**Stated exercise:** Your task is to write out exactly the lines from the line containing "OCR this image." through the end of the records, inclusive at both ends.

**Available records:**
▽
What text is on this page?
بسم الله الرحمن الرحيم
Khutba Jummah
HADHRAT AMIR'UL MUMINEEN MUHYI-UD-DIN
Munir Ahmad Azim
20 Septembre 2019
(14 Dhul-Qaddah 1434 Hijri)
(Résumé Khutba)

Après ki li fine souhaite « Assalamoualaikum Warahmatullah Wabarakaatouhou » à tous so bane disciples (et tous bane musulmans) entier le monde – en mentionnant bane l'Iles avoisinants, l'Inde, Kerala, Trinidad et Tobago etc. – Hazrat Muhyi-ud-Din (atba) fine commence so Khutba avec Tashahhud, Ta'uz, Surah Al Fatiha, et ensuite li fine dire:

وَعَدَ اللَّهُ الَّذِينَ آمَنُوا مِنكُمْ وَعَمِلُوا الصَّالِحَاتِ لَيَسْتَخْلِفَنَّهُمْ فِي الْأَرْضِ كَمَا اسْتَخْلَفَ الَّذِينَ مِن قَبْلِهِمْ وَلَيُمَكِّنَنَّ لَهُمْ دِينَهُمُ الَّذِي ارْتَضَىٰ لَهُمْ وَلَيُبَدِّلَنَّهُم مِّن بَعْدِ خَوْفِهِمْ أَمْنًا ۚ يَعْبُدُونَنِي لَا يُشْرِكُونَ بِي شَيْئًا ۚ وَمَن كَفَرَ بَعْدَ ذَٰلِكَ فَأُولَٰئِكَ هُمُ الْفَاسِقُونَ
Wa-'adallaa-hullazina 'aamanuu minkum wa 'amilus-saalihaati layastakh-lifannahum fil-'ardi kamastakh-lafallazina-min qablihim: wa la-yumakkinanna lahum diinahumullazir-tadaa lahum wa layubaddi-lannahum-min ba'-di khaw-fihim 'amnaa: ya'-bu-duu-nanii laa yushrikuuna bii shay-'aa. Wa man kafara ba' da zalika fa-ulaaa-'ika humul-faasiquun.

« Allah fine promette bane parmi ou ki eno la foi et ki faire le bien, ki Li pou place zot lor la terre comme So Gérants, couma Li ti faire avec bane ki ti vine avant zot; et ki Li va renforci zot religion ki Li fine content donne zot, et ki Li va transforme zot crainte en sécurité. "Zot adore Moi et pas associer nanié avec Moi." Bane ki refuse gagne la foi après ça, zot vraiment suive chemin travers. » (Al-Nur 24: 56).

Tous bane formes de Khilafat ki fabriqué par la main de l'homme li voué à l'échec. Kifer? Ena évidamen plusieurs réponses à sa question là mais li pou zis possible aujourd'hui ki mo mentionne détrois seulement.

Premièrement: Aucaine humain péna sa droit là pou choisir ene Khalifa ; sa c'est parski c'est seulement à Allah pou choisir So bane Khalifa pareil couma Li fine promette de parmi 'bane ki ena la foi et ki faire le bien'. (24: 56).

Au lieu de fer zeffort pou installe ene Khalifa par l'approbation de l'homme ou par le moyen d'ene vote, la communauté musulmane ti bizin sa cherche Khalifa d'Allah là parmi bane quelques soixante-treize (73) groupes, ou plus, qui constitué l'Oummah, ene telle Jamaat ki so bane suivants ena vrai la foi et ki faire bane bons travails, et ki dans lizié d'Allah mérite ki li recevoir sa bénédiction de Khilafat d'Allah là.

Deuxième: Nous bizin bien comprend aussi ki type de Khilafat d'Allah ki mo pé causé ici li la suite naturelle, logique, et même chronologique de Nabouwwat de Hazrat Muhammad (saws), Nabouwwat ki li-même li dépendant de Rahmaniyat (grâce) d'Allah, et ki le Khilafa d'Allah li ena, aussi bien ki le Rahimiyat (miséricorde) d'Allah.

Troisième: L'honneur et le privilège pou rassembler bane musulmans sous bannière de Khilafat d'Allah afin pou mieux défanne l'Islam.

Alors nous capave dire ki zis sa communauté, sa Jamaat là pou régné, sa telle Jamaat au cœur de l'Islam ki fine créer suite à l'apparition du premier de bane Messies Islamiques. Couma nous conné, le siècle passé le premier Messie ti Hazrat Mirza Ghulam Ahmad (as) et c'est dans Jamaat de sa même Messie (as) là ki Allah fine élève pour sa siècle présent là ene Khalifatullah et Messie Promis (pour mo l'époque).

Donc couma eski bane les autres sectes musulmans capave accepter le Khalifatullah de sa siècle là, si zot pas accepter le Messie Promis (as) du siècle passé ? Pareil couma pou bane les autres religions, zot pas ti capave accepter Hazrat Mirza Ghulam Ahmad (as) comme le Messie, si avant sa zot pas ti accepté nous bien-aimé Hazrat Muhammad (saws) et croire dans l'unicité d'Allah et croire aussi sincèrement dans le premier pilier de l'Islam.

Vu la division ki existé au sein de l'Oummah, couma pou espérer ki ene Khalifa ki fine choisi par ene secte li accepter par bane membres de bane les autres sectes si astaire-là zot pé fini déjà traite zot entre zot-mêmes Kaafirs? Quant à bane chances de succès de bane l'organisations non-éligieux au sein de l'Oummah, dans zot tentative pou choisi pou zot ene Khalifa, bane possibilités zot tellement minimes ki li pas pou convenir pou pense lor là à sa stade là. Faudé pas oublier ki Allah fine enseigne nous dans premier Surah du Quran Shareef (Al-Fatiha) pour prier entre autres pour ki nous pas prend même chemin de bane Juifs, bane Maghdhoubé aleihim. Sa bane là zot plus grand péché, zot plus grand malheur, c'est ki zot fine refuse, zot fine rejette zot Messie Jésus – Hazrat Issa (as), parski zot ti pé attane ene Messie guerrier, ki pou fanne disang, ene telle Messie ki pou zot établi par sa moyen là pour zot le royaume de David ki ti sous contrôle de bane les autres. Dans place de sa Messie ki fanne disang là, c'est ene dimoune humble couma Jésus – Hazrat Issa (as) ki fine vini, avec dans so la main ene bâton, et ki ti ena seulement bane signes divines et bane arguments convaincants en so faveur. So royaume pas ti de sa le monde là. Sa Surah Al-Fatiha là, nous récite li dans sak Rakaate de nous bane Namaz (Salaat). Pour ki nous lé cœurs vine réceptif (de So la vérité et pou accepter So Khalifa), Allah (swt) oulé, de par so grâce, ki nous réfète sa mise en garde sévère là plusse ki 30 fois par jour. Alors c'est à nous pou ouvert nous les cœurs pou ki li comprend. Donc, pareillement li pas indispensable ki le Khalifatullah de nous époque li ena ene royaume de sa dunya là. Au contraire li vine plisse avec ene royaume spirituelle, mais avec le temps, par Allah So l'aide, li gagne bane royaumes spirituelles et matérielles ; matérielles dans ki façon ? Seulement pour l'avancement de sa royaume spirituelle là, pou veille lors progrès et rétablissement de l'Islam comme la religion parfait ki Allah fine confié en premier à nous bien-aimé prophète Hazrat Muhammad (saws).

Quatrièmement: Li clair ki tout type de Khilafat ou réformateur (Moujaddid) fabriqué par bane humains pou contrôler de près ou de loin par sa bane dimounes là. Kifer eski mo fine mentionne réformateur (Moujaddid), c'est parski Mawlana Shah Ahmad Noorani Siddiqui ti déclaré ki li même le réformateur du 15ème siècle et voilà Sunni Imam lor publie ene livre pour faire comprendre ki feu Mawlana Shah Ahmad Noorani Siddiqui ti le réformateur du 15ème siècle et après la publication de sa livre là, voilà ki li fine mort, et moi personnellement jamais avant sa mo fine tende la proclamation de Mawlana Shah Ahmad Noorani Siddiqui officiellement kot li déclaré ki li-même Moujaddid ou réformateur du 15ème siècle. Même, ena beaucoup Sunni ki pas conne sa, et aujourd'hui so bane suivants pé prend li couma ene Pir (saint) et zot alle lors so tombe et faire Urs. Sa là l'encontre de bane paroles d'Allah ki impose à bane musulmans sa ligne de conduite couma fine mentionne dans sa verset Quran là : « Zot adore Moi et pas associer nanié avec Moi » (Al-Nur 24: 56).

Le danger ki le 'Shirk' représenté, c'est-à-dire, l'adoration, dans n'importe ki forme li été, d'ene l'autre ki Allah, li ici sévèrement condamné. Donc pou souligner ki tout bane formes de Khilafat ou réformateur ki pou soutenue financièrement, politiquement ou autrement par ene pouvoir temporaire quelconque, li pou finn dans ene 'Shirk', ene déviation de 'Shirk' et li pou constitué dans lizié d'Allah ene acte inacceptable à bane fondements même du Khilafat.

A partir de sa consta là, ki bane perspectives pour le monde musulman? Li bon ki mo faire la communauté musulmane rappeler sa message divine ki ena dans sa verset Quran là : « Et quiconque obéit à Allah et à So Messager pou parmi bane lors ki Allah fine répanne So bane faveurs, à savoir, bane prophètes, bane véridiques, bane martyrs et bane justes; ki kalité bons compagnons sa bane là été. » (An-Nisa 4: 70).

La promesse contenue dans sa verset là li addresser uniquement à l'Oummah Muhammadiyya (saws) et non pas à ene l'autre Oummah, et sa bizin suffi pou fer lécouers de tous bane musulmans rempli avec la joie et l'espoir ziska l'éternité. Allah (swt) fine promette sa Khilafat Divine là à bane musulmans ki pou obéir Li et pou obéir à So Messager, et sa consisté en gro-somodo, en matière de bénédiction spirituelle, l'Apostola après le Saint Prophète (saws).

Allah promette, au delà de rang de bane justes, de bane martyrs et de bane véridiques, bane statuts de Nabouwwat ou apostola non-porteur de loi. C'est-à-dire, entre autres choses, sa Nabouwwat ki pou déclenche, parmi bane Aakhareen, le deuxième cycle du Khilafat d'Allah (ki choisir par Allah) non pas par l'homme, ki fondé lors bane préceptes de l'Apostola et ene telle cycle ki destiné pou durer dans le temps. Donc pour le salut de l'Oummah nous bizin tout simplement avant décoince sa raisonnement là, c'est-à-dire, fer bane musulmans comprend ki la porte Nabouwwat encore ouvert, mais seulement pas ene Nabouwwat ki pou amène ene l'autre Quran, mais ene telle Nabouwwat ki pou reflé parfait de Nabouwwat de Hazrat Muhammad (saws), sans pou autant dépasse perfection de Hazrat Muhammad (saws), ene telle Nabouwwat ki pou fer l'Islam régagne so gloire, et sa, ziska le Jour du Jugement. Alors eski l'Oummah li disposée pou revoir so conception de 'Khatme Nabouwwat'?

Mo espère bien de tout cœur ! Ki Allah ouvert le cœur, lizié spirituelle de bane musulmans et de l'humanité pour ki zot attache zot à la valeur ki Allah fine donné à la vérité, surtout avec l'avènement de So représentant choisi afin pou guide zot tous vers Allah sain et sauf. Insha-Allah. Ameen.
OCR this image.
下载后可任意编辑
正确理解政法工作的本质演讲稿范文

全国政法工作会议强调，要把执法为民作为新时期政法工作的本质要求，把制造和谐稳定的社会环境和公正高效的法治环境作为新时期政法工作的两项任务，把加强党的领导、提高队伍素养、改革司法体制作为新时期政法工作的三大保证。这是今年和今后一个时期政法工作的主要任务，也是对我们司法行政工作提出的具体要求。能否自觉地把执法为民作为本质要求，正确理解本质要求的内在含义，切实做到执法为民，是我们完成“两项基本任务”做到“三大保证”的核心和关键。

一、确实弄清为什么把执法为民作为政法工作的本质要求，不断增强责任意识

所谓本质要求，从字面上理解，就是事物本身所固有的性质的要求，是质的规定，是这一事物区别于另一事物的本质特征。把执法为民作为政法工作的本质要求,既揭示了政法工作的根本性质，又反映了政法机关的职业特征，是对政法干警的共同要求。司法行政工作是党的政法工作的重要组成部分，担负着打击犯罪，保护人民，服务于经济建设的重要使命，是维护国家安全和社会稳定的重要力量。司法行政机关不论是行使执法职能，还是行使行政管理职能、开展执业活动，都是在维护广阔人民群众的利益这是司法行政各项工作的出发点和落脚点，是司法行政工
△
**Answer to the exercise:**
OCR this image.
下载后可任意编辑
正确理解政法工作的本质演讲稿范文

全国政法工作会议强调，要把执法为民作为新时期政法工作的本质要求，把制造和谐稳定的社会环境和公正高效的法治环境作为新时期政法工作的两项任务，把加强党的领导、提高队伍素养、改革司法体制作为新时期政法工作的三大保证。这是今年和今后一个时期政法工作的主要任务，也是对我们司法行政工作提出的具体要求。能否自觉地把执法为民作为本质要求，正确理解本质要求的内在含义，切实做到执法为民，是我们完成“两项基本任务”做到“三大保证”的核心和关键。

一、确实弄清为什么把执法为民作为政法工作的本质要求，不断增强责任意识

所谓本质要求，从字面上理解，就是事物本身所固有的性质的要求，是质的规定，是这一事物区别于另一事物的本质特征。把执法为民作为政法工作的本质要求,既揭示了政法工作的根本性质，又反映了政法机关的职业特征，是对政法干警的共同要求。司法行政工作是党的政法工作的重要组成部分，担负着打击犯罪，保护人民，服务于经济建设的重要使命，是维护国家安全和社会稳定的重要力量。司法行政机关不论是行使执法职能，还是行使行政管理职能、开展执业活动，都是在维护广阔人民群众的利益这是司法行政各项工作的出发点和落脚点，是司法行政工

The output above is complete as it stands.